===== Extracted data =====

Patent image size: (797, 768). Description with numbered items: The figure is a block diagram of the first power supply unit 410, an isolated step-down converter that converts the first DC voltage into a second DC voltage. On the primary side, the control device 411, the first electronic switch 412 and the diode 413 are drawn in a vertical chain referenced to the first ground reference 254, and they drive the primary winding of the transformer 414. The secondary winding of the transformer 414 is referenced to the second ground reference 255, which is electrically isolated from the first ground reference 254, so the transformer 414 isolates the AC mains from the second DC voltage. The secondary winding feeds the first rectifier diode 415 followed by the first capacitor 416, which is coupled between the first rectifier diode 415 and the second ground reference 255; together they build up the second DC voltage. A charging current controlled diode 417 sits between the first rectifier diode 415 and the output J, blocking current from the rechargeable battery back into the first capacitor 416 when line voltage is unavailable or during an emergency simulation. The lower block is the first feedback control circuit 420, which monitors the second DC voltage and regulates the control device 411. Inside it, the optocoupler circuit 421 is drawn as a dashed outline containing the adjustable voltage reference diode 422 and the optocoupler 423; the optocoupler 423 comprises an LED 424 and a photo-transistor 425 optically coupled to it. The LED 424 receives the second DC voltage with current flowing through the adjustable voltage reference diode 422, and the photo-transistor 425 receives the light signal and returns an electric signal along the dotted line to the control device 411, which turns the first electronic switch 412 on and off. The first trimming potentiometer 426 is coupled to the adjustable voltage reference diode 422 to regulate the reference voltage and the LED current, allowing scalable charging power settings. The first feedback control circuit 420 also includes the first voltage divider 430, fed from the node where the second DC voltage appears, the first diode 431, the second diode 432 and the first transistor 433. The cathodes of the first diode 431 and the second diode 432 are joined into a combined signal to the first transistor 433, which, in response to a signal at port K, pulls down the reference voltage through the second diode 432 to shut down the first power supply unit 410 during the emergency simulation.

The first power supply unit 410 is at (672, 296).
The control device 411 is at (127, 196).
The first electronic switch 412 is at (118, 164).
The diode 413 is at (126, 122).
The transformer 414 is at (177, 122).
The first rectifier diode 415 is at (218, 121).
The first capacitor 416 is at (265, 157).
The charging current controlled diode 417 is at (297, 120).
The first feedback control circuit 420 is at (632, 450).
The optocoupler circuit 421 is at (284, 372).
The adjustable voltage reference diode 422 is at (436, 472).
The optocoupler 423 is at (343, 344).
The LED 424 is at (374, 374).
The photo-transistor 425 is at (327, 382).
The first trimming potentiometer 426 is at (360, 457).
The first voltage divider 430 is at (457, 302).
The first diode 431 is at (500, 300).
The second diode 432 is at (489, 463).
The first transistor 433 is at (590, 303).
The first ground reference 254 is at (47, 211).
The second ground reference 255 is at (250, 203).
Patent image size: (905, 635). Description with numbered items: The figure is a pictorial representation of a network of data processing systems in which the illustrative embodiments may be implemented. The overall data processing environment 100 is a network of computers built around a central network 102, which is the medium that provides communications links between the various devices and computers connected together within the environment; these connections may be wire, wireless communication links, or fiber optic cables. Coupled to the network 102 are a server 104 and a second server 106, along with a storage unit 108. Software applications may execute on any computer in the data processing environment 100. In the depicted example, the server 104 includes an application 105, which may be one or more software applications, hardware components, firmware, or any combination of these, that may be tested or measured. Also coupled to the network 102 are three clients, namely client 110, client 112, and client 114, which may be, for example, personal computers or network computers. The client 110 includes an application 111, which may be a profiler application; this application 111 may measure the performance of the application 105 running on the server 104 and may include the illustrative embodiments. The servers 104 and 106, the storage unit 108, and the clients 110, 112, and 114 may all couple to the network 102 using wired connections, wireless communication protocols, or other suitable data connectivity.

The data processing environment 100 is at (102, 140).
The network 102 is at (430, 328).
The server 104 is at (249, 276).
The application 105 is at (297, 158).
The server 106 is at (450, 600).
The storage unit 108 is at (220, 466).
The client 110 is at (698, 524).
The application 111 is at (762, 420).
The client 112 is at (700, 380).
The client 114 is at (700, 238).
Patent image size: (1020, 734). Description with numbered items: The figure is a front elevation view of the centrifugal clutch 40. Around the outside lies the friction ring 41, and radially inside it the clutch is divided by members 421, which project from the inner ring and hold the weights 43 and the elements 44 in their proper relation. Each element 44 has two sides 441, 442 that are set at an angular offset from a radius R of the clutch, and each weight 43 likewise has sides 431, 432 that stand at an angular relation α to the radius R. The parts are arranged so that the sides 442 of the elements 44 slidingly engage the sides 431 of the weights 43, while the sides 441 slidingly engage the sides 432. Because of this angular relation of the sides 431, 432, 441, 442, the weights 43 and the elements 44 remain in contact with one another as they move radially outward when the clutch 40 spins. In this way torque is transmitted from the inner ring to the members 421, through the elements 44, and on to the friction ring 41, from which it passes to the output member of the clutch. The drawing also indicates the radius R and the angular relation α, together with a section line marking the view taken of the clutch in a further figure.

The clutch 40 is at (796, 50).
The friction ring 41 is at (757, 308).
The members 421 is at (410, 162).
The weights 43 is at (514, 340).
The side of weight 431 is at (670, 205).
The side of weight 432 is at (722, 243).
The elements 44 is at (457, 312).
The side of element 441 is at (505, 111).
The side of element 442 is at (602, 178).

=====
===== Extracted data =====

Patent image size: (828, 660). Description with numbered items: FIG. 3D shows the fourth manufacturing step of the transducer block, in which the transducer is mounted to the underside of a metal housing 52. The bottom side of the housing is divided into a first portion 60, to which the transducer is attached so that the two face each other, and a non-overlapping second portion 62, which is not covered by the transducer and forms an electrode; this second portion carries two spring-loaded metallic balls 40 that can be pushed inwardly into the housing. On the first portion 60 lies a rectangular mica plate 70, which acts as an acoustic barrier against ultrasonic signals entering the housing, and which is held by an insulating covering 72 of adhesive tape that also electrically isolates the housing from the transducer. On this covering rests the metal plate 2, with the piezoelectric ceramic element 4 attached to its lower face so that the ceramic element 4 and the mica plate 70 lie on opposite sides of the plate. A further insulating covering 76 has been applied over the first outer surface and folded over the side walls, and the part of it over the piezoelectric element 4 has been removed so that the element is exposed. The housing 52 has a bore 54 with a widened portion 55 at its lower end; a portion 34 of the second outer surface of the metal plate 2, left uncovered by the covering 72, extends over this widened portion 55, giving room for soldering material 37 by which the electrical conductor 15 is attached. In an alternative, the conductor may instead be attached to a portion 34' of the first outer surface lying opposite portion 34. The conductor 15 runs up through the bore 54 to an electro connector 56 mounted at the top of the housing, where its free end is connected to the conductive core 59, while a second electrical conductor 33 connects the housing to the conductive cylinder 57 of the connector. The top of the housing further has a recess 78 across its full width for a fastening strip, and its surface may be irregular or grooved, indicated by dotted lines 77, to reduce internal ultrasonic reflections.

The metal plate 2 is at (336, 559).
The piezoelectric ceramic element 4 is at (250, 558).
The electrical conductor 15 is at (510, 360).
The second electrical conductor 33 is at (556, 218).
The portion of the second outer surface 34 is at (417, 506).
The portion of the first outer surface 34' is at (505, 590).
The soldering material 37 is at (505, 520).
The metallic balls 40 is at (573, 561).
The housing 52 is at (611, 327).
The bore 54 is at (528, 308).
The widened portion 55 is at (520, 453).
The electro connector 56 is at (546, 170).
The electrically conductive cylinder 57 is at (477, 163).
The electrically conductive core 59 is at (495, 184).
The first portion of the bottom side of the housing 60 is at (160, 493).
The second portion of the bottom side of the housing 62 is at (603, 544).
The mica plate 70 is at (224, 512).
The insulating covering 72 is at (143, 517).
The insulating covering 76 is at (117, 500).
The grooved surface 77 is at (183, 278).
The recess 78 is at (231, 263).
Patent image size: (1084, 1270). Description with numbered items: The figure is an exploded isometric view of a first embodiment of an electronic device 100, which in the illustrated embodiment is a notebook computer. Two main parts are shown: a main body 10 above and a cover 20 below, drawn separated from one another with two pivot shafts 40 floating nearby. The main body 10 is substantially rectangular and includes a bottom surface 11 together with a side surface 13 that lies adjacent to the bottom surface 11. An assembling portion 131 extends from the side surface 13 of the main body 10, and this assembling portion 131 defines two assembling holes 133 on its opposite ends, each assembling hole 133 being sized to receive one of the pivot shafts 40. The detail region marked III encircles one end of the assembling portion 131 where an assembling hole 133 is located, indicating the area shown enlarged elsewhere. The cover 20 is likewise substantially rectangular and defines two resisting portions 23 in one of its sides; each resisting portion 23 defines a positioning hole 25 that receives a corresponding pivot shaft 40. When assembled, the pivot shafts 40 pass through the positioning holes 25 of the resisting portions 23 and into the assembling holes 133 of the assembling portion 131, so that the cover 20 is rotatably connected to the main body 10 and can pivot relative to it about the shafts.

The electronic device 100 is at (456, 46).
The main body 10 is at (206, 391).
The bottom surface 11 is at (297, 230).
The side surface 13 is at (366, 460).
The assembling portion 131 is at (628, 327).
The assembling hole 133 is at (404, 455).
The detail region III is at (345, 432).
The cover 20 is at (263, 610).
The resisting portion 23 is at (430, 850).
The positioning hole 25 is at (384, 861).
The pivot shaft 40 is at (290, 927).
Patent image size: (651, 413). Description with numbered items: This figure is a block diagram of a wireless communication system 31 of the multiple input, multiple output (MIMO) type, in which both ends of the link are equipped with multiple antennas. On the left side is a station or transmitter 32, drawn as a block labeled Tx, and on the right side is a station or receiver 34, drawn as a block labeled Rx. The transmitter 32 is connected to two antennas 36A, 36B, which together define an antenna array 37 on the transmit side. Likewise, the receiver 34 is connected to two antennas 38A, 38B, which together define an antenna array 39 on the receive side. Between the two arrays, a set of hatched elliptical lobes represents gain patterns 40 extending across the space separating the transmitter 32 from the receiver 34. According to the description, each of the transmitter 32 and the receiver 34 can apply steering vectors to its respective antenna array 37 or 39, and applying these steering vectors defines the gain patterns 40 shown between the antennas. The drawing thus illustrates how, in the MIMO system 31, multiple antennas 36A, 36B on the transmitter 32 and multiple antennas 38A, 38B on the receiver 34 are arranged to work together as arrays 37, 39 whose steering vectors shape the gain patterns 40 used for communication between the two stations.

=====

Directions for this task
Turn the records into a JSON list of strings, one string per line, with blank lines left out: begin at the line that contains "Patent image size: (905, 635)." and stop after the line that contains "The client 114 is at (700, 238).".

Output of the task
[
  "Patent image size: (905, 635). Description with numbered items: The figure is a pictorial representation of a network of data processing systems in which the illustrative embodiments may be implemented. The overall data processing environment 100 is a network of computers built around a central network 102, which is the medium that provides communications links between the various devices and computers connected together within the environment; these connections may be wire, wireless communication links, or fiber optic cables. Coupled to the network 102 are a server 104 and a second server 106, along with a storage unit 108. Software applications may execute on any computer in the data processing environment 100. In the depicted example, the server 104 includes an application 105, which may be one or more software applications, hardware components, firmware, or any combination of these, that may be tested or measured. Also coupled to the network 102 are three clients, namely client 110, client 112, and client 114, which may be, for example, personal computers or network computers. The client 110 includes an application 111, which may be a profiler application; this application 111 may measure the performance of the application 105 running on the server 104 and may include the illustrative embodiments. The servers 104 and 106, the storage unit 108, and the clients 110, 112, and 114 may all couple to the network 102 using wired connections, wireless communication protocols, or other suitable data connectivity.",
  "The data processing environment 100 is at (102, 140).",
  "The network 102 is at (430, 328).",
  "The server 104 is at (249, 276).",
  "The application 105 is at (297, 158).",
  "The server 106 is at (450, 600).",
  "The storage unit 108 is at (220, 466).",
  "The client 110 is at (698, 524).",
  "The application 111 is at (762, 420).",
  "The client 112 is at (700, 380).",
  "The client 114 is at (700, 238)."
]